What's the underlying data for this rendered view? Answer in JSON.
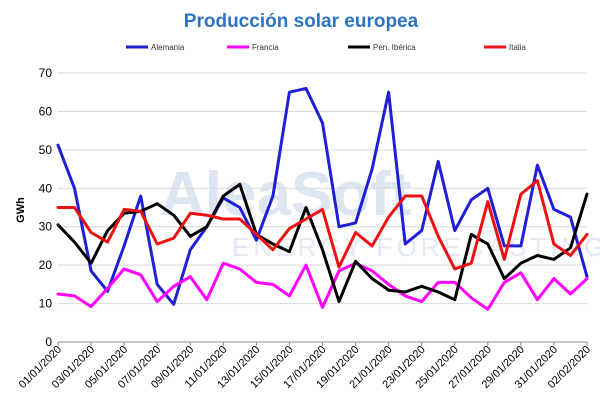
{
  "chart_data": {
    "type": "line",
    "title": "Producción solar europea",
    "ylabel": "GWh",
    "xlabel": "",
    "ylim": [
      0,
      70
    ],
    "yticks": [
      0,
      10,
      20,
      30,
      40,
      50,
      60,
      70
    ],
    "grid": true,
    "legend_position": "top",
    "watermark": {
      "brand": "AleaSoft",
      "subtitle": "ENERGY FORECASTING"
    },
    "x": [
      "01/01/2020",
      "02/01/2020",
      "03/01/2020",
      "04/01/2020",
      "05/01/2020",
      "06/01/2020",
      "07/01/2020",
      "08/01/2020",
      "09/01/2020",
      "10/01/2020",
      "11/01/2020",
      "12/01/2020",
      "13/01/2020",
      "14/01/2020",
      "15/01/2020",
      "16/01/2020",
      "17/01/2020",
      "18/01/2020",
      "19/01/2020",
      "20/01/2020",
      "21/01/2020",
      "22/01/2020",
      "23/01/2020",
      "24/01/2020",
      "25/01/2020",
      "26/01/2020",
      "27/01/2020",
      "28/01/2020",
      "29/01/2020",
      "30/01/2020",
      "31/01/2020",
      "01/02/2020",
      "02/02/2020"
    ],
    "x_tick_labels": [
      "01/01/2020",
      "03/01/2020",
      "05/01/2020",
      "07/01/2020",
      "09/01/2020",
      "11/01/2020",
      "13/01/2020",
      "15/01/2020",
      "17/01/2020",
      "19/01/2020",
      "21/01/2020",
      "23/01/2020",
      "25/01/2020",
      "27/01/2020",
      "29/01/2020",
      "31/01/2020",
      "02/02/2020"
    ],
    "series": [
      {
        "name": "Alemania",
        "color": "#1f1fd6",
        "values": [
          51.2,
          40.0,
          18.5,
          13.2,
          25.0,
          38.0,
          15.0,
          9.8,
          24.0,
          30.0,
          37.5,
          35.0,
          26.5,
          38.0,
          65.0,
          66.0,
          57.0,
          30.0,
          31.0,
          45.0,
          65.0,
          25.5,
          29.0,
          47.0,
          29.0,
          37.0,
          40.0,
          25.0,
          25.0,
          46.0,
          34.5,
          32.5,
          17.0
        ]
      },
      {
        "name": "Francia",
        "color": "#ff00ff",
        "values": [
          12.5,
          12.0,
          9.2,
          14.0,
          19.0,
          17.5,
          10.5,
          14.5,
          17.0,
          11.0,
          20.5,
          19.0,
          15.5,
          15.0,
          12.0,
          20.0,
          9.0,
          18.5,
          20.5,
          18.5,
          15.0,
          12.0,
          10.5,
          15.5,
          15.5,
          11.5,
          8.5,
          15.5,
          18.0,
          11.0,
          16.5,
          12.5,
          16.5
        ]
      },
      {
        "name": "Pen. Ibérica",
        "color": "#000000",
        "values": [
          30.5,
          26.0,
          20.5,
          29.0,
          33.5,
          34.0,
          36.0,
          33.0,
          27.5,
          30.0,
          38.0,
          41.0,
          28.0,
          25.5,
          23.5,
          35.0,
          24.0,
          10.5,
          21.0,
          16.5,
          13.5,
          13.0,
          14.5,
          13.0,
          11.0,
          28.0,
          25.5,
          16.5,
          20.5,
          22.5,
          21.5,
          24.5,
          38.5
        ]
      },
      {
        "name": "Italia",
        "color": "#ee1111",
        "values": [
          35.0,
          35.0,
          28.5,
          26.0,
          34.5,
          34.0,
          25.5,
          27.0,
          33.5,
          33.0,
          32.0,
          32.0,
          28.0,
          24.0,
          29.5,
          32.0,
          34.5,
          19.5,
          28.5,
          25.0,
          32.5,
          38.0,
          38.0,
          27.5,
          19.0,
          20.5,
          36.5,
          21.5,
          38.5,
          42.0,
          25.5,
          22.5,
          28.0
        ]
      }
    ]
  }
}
------------------------------------------------
### Task to carry out
Exclude every picture and copy the remaining data exactly.

### Reply
What's the underlying data for this rendered view? Answer in JSON.
{
  "chart_data": {
    "type": "line",
    "title": "Producción solar europea",
    "ylabel": "GWh",
    "xlabel": "",
    "ylim": [
      0,
      70
    ],
    "yticks": [
      0,
      10,
      20,
      30,
      40,
      50,
      60,
      70
    ],
    "grid": true,
    "legend_position": "top",
    "watermark": {
      "brand": "AleaSoft",
      "subtitle": "ENERGY FORECASTING"
    },
    "x": [
      "01/01/2020",
      "02/01/2020",
      "03/01/2020",
      "04/01/2020",
      "05/01/2020",
      "06/01/2020",
      "07/01/2020",
      "08/01/2020",
      "09/01/2020",
      "10/01/2020",
      "11/01/2020",
      "12/01/2020",
      "13/01/2020",
      "14/01/2020",
      "15/01/2020",
      "16/01/2020",
      "17/01/2020",
      "18/01/2020",
      "19/01/2020",
      "20/01/2020",
      "21/01/2020",
      "22/01/2020",
      "23/01/2020",
      "24/01/2020",
      "25/01/2020",
      "26/01/2020",
      "27/01/2020",
      "28/01/2020",
      "29/01/2020",
      "30/01/2020",
      "31/01/2020",
      "01/02/2020",
      "02/02/2020"
    ],
    "x_tick_labels": [
      "01/01/2020",
      "03/01/2020",
      "05/01/2020",
      "07/01/2020",
      "09/01/2020",
      "11/01/2020",
      "13/01/2020",
      "15/01/2020",
      "17/01/2020",
      "19/01/2020",
      "21/01/2020",
      "23/01/2020",
      "25/01/2020",
      "27/01/2020",
      "29/01/2020",
      "31/01/2020",
      "02/02/2020"
    ],
    "series": [
      {
        "name": "Alemania",
        "color": "#1f1fd6",
        "values": [
          51.2,
          40.0,
          18.5,
          13.2,
          25.0,
          38.0,
          15.0,
          9.8,
          24.0,
          30.0,
          37.5,
          35.0,
          26.5,
          38.0,
          65.0,
          66.0,
          57.0,
          30.0,
          31.0,
          45.0,
          65.0,
          25.5,
          29.0,
          47.0,
          29.0,
          37.0,
          40.0,
          25.0,
          25.0,
          46.0,
          34.5,
          32.5,
          17.0
        ]
      },
      {
        "name": "Francia",
        "color": "#ff00ff",
        "values": [
          12.5,
          12.0,
          9.2,
          14.0,
          19.0,
          17.5,
          10.5,
          14.5,
          17.0,
          11.0,
          20.5,
          19.0,
          15.5,
          15.0,
          12.0,
          20.0,
          9.0,
          18.5,
          20.5,
          18.5,
          15.0,
          12.0,
          10.5,
          15.5,
          15.5,
          11.5,
          8.5,
          15.5,
          18.0,
          11.0,
          16.5,
          12.5,
          16.5
        ]
      },
      {
        "name": "Pen. Ibérica",
        "color": "#000000",
        "values": [
          30.5,
          26.0,
          20.5,
          29.0,
          33.5,
          34.0,
          36.0,
          33.0,
          27.5,
          30.0,
          38.0,
          41.0,
          28.0,
          25.5,
          23.5,
          35.0,
          24.0,
          10.5,
          21.0,
          16.5,
          13.5,
          13.0,
          14.5,
          13.0,
          11.0,
          28.0,
          25.5,
          16.5,
          20.5,
          22.5,
          21.5,
          24.5,
          38.5
        ]
      },
      {
        "name": "Italia",
        "color": "#ee1111",
        "values": [
          35.0,
          35.0,
          28.5,
          26.0,
          34.5,
          34.0,
          25.5,
          27.0,
          33.5,
          33.0,
          32.0,
          32.0,
          28.0,
          24.0,
          29.5,
          32.0,
          34.5,
          19.5,
          28.5,
          25.0,
          32.5,
          38.0,
          38.0,
          27.5,
          19.0,
          20.5,
          36.5,
          21.5,
          38.5,
          42.0,
          25.5,
          22.5,
          28.0
        ]
      }
    ]
  }
}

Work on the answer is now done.